**Task prompt**
The entries below need to be written out exactly, with no pictures included.

◇ ◇ ◇ ◇

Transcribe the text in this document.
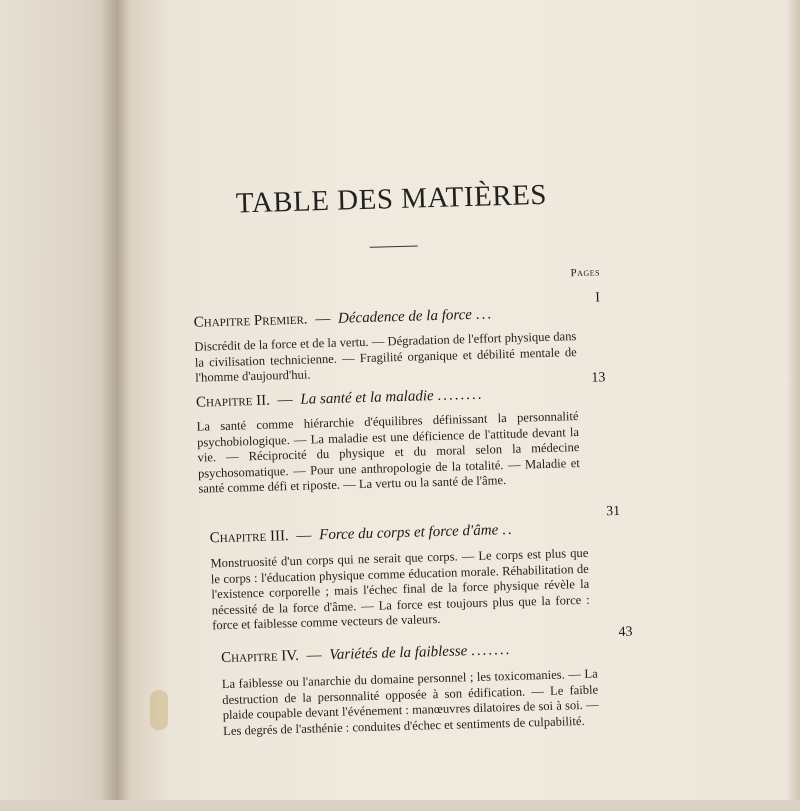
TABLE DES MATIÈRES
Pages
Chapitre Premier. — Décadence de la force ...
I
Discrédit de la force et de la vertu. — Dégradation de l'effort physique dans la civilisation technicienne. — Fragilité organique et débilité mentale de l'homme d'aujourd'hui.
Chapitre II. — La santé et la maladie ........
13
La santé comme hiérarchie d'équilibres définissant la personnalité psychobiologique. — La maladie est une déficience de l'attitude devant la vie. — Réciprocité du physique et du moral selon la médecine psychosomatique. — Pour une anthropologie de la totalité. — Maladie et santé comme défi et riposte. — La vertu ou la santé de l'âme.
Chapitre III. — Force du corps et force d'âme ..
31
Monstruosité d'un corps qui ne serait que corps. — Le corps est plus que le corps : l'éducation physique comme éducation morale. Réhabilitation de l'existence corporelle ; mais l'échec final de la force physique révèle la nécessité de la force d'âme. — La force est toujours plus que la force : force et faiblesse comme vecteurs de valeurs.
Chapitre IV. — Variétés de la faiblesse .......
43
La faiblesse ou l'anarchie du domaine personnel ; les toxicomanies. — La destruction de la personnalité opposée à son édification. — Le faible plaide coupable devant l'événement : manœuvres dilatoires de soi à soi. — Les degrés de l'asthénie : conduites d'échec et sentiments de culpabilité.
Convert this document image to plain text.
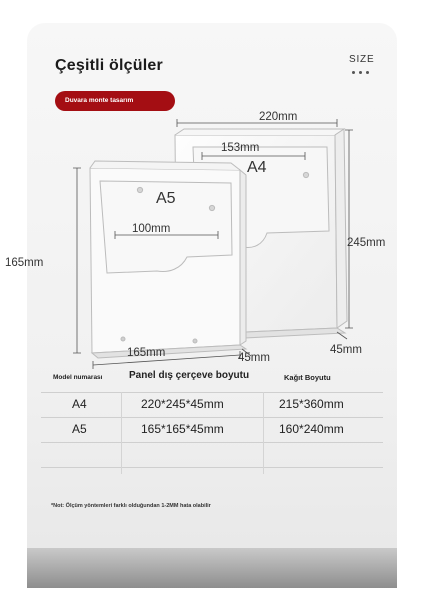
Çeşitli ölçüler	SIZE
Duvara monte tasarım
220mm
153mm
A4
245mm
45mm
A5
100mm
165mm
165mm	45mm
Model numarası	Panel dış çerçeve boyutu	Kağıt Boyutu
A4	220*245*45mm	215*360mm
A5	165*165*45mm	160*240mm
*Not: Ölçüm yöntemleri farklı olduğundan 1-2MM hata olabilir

◇ ◇ ◇ ◇

**Output below**
Transcribe the text in this document.
TABLE DES MATIÈRES
Pages
Chapitre Premier. — Décadence de la force ...
I
Discrédit de la force et de la vertu. — Dégradation de l'effort physique dans la civilisation technicienne. — Fragilité organique et débilité mentale de l'homme d'aujourd'hui.
Chapitre II. — La santé et la maladie ........
13
La santé comme hiérarchie d'équilibres définissant la personnalité psychobiologique. — La maladie est une déficience de l'attitude devant la vie. — Réciprocité du physique et du moral selon la médecine psychosomatique. — Pour une anthropologie de la totalité. — Maladie et santé comme défi et riposte. — La vertu ou la santé de l'âme.
Chapitre III. — Force du corps et force d'âme ..
31
Monstruosité d'un corps qui ne serait que corps. — Le corps est plus que le corps : l'éducation physique comme éducation morale. Réhabilitation de l'existence corporelle ; mais l'échec final de la force physique révèle la nécessité de la force d'âme. — La force est toujours plus que la force : force et faiblesse comme vecteurs de valeurs.
Chapitre IV. — Variétés de la faiblesse .......
43
La faiblesse ou l'anarchie du domaine personnel ; les toxicomanies. — La destruction de la personnalité opposée à son édification. — Le faible plaide coupable devant l'événement : manœuvres dilatoires de soi à soi. — Les degrés de l'asthénie : conduites d'échec et sentiments de culpabilité.
Convert this document image to plain text.
Çeşitli ölçüler	SIZE
Duvara monte tasarım
220mm
153mm
A4
245mm
45mm
A5
100mm
165mm
165mm	45mm
Model numarası	Panel dış çerçeve boyutu	Kağıt Boyutu
A4	220*245*45mm	215*360mm
A5	165*165*45mm	160*240mm
*Not: Ölçüm yöntemleri farklı olduğundan 1-2MM hata olabilir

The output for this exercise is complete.